— start DOCUMENT EXTRACT —

In passing, Brownsword (2004: 223-224) also mentions a set of principles for good regulation
proposed by Trebilcock and Iacobucci in the form of oppositional pairs: independence
accountability; expertise detachment; transparency confidentiality; efficiency due process;
and predictability flexibility. This is also a productive set of criteria to use for technology regulation,
since it emphasises the interrelatedness of requirements and the often inherent tension existing
between criteria.

— end DOCUMENT EXTRACT —
— start INFORMATION SHOWN —

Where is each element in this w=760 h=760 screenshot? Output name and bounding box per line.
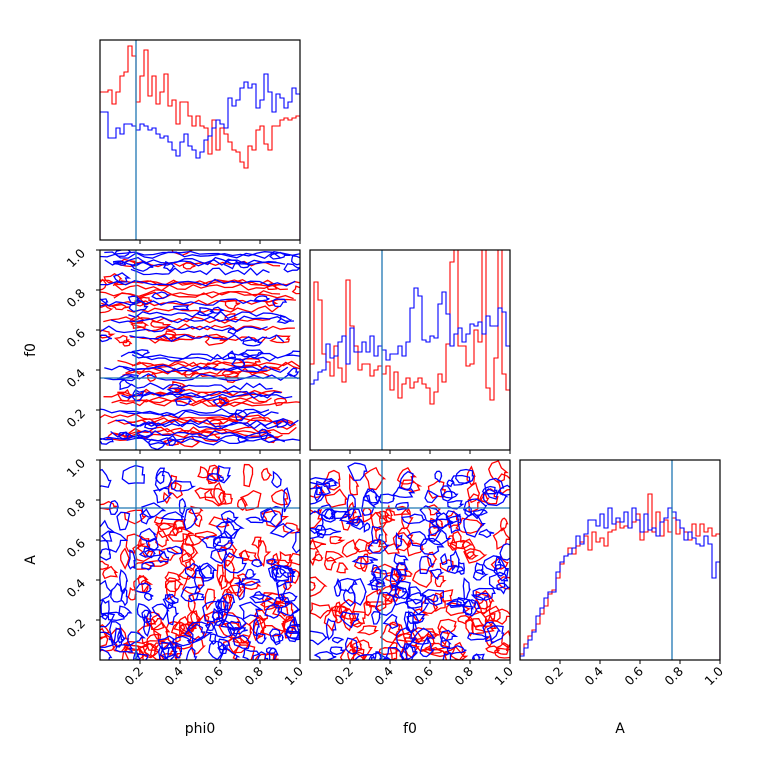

— end INFORMATION SHOWN —

> **WHAT IS REQUIRED**
From the passage on principles for good regulation, reproduce word for word the part that opens with the words containing "In passing, Brownsword" and closes with "between criteria.".

> **WRITTEN RESPONSE**
In passing, Brownsword (2004: 223-224) also mentions a set of principles for good regulation
proposed by Trebilcock and Iacobucci in the form of oppositional pairs: independence
accountability; expertise detachment; transparency confidentiality; efficiency due process;
and predictability flexibility. This is also a productive set of criteria to use for technology regulation,
since it emphasises the interrelatedness of requirements and the often inherent tension existing
between criteria.